Quote every line as given.
──────────────────────────────
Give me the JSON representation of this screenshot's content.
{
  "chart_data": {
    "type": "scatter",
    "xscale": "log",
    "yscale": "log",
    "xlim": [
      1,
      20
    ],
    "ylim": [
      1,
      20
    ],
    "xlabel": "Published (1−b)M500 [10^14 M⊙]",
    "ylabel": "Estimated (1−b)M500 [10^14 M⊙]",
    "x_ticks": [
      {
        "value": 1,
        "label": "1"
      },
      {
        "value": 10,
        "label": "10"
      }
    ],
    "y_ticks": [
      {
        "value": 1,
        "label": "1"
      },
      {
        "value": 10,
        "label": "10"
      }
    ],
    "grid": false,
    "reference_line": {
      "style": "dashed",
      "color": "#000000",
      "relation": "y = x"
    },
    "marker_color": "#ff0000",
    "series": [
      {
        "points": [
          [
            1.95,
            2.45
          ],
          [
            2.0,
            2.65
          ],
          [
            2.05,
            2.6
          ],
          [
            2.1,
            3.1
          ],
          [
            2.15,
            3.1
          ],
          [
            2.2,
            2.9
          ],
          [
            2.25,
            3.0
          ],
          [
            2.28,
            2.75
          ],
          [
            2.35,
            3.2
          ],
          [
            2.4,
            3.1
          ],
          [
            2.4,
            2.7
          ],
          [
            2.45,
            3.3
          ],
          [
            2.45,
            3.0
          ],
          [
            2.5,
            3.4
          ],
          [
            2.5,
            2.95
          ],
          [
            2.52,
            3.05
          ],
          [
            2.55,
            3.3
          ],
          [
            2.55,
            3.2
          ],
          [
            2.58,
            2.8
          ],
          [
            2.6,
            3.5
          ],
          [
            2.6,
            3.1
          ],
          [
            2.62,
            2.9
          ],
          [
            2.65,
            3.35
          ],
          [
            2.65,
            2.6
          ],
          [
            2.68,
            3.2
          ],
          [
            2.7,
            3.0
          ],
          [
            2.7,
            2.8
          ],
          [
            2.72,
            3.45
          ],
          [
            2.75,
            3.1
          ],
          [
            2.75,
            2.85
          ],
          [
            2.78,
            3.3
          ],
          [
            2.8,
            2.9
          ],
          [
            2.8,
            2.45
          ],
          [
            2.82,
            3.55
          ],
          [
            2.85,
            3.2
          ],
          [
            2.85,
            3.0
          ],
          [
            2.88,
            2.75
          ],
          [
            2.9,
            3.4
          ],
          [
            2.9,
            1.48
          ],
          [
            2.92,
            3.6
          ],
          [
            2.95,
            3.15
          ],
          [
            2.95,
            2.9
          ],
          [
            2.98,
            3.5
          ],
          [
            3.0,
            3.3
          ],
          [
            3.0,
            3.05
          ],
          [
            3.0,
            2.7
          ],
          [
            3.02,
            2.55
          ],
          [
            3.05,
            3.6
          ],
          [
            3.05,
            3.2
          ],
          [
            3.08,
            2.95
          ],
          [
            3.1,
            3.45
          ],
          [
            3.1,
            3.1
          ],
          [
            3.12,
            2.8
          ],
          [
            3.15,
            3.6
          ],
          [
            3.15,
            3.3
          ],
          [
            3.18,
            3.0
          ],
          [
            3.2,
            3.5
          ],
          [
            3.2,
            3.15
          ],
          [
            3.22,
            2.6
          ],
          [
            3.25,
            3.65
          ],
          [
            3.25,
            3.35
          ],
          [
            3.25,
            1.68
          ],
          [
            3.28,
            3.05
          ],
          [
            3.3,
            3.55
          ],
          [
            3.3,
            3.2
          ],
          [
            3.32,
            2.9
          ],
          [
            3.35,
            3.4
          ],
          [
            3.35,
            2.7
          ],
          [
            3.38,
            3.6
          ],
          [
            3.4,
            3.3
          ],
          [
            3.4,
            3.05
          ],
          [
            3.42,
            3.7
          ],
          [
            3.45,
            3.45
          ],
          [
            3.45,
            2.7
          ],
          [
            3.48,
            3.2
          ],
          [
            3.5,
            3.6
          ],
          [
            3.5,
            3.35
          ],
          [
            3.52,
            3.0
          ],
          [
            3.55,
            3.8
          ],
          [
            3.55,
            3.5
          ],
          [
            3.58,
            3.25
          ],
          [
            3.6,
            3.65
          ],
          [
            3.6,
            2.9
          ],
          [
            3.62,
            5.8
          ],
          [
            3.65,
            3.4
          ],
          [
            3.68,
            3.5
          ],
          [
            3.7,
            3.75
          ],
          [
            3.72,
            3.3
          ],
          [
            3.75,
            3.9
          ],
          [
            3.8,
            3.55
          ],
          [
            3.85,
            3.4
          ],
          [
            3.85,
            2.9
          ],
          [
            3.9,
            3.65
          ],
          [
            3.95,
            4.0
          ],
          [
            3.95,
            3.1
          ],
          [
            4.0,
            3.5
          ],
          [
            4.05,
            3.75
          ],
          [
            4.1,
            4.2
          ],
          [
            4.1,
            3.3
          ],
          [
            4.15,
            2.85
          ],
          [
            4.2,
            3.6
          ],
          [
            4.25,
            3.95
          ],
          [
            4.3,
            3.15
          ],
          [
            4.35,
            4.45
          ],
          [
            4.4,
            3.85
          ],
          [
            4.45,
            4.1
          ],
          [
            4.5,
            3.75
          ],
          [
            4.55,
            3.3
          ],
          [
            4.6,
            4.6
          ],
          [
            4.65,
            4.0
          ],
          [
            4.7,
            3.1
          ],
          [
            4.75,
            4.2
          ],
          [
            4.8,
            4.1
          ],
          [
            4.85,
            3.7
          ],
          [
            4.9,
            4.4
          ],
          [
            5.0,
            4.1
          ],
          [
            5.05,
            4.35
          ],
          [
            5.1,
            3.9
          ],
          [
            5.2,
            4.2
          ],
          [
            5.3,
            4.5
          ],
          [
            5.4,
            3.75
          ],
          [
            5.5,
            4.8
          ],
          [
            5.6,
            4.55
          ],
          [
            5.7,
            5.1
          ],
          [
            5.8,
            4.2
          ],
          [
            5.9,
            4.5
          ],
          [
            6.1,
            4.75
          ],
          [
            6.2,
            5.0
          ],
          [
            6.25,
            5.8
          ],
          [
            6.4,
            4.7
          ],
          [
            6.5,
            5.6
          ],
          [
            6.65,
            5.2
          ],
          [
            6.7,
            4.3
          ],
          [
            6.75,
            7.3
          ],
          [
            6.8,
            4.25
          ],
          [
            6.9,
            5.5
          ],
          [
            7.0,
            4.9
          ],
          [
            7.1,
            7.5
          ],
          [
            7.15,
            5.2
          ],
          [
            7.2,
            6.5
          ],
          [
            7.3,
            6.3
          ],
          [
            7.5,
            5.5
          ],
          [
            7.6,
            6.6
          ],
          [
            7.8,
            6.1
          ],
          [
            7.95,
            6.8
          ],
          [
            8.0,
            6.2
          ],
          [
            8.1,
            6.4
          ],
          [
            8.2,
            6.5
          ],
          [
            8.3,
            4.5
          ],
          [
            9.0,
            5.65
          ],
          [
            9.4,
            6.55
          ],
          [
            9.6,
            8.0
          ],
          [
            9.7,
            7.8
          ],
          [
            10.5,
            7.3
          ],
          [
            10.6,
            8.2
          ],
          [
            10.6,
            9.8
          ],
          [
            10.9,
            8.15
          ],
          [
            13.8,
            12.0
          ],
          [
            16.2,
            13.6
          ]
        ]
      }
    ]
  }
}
──────────────────────────────
● **EXERCISE RESPONSE**
Give me the JSON representation of this screenshot's content.
{
  "chart_data": {
    "type": "scatter",
    "xscale": "log",
    "yscale": "log",
    "xlim": [
      1,
      20
    ],
    "ylim": [
      1,
      20
    ],
    "xlabel": "Published (1−b)M500 [10^14 M⊙]",
    "ylabel": "Estimated (1−b)M500 [10^14 M⊙]",
    "x_ticks": [
      {
        "value": 1,
        "label": "1"
      },
      {
        "value": 10,
        "label": "10"
      }
    ],
    "y_ticks": [
      {
        "value": 1,
        "label": "1"
      },
      {
        "value": 10,
        "label": "10"
      }
    ],
    "grid": false,
    "reference_line": {
      "style": "dashed",
      "color": "#000000",
      "relation": "y = x"
    },
    "marker_color": "#ff0000",
    "series": [
      {
        "points": [
          [
            1.95,
            2.45
          ],
          [
            2.0,
            2.65
          ],
          [
            2.05,
            2.6
          ],
          [
            2.1,
            3.1
          ],
          [
            2.15,
            3.1
          ],
          [
            2.2,
            2.9
          ],
          [
            2.25,
            3.0
          ],
          [
            2.28,
            2.75
          ],
          [
            2.35,
            3.2
          ],
          [
            2.4,
            3.1
          ],
          [
            2.4,
            2.7
          ],
          [
            2.45,
            3.3
          ],
          [
            2.45,
            3.0
          ],
          [
            2.5,
            3.4
          ],
          [
            2.5,
            2.95
          ],
          [
            2.52,
            3.05
          ],
          [
            2.55,
            3.3
          ],
          [
            2.55,
            3.2
          ],
          [
            2.58,
            2.8
          ],
          [
            2.6,
            3.5
          ],
          [
            2.6,
            3.1
          ],
          [
            2.62,
            2.9
          ],
          [
            2.65,
            3.35
          ],
          [
            2.65,
            2.6
          ],
          [
            2.68,
            3.2
          ],
          [
            2.7,
            3.0
          ],
          [
            2.7,
            2.8
          ],
          [
            2.72,
            3.45
          ],
          [
            2.75,
            3.1
          ],
          [
            2.75,
            2.85
          ],
          [
            2.78,
            3.3
          ],
          [
            2.8,
            2.9
          ],
          [
            2.8,
            2.45
          ],
          [
            2.82,
            3.55
          ],
          [
            2.85,
            3.2
          ],
          [
            2.85,
            3.0
          ],
          [
            2.88,
            2.75
          ],
          [
            2.9,
            3.4
          ],
          [
            2.9,
            1.48
          ],
          [
            2.92,
            3.6
          ],
          [
            2.95,
            3.15
          ],
          [
            2.95,
            2.9
          ],
          [
            2.98,
            3.5
          ],
          [
            3.0,
            3.3
          ],
          [
            3.0,
            3.05
          ],
          [
            3.0,
            2.7
          ],
          [
            3.02,
            2.55
          ],
          [
            3.05,
            3.6
          ],
          [
            3.05,
            3.2
          ],
          [
            3.08,
            2.95
          ],
          [
            3.1,
            3.45
          ],
          [
            3.1,
            3.1
          ],
          [
            3.12,
            2.8
          ],
          [
            3.15,
            3.6
          ],
          [
            3.15,
            3.3
          ],
          [
            3.18,
            3.0
          ],
          [
            3.2,
            3.5
          ],
          [
            3.2,
            3.15
          ],
          [
            3.22,
            2.6
          ],
          [
            3.25,
            3.65
          ],
          [
            3.25,
            3.35
          ],
          [
            3.25,
            1.68
          ],
          [
            3.28,
            3.05
          ],
          [
            3.3,
            3.55
          ],
          [
            3.3,
            3.2
          ],
          [
            3.32,
            2.9
          ],
          [
            3.35,
            3.4
          ],
          [
            3.35,
            2.7
          ],
          [
            3.38,
            3.6
          ],
          [
            3.4,
            3.3
          ],
          [
            3.4,
            3.05
          ],
          [
            3.42,
            3.7
          ],
          [
            3.45,
            3.45
          ],
          [
            3.45,
            2.7
          ],
          [
            3.48,
            3.2
          ],
          [
            3.5,
            3.6
          ],
          [
            3.5,
            3.35
          ],
          [
            3.52,
            3.0
          ],
          [
            3.55,
            3.8
          ],
          [
            3.55,
            3.5
          ],
          [
            3.58,
            3.25
          ],
          [
            3.6,
            3.65
          ],
          [
            3.6,
            2.9
          ],
          [
            3.62,
            5.8
          ],
          [
            3.65,
            3.4
          ],
          [
            3.68,
            3.5
          ],
          [
            3.7,
            3.75
          ],
          [
            3.72,
            3.3
          ],
          [
            3.75,
            3.9
          ],
          [
            3.8,
            3.55
          ],
          [
            3.85,
            3.4
          ],
          [
            3.85,
            2.9
          ],
          [
            3.9,
            3.65
          ],
          [
            3.95,
            4.0
          ],
          [
            3.95,
            3.1
          ],
          [
            4.0,
            3.5
          ],
          [
            4.05,
            3.75
          ],
          [
            4.1,
            4.2
          ],
          [
            4.1,
            3.3
          ],
          [
            4.15,
            2.85
          ],
          [
            4.2,
            3.6
          ],
          [
            4.25,
            3.95
          ],
          [
            4.3,
            3.15
          ],
          [
            4.35,
            4.45
          ],
          [
            4.4,
            3.85
          ],
          [
            4.45,
            4.1
          ],
          [
            4.5,
            3.75
          ],
          [
            4.55,
            3.3
          ],
          [
            4.6,
            4.6
          ],
          [
            4.65,
            4.0
          ],
          [
            4.7,
            3.1
          ],
          [
            4.75,
            4.2
          ],
          [
            4.8,
            4.1
          ],
          [
            4.85,
            3.7
          ],
          [
            4.9,
            4.4
          ],
          [
            5.0,
            4.1
          ],
          [
            5.05,
            4.35
          ],
          [
            5.1,
            3.9
          ],
          [
            5.2,
            4.2
          ],
          [
            5.3,
            4.5
          ],
          [
            5.4,
            3.75
          ],
          [
            5.5,
            4.8
          ],
          [
            5.6,
            4.55
          ],
          [
            5.7,
            5.1
          ],
          [
            5.8,
            4.2
          ],
          [
            5.9,
            4.5
          ],
          [
            6.1,
            4.75
          ],
          [
            6.2,
            5.0
          ],
          [
            6.25,
            5.8
          ],
          [
            6.4,
            4.7
          ],
          [
            6.5,
            5.6
          ],
          [
            6.65,
            5.2
          ],
          [
            6.7,
            4.3
          ],
          [
            6.75,
            7.3
          ],
          [
            6.8,
            4.25
          ],
          [
            6.9,
            5.5
          ],
          [
            7.0,
            4.9
          ],
          [
            7.1,
            7.5
          ],
          [
            7.15,
            5.2
          ],
          [
            7.2,
            6.5
          ],
          [
            7.3,
            6.3
          ],
          [
            7.5,
            5.5
          ],
          [
            7.6,
            6.6
          ],
          [
            7.8,
            6.1
          ],
          [
            7.95,
            6.8
          ],
          [
            8.0,
            6.2
          ],
          [
            8.1,
            6.4
          ],
          [
            8.2,
            6.5
          ],
          [
            8.3,
            4.5
          ],
          [
            9.0,
            5.65
          ],
          [
            9.4,
            6.55
          ],
          [
            9.6,
            8.0
          ],
          [
            9.7,
            7.8
          ],
          [
            10.5,
            7.3
          ],
          [
            10.6,
            8.2
          ],
          [
            10.6,
            9.8
          ],
          [
            10.9,
            8.15
          ],
          [
            13.8,
            12.0
          ],
          [
            16.2,
            13.6
          ]
        ]
      }
    ]
  }
}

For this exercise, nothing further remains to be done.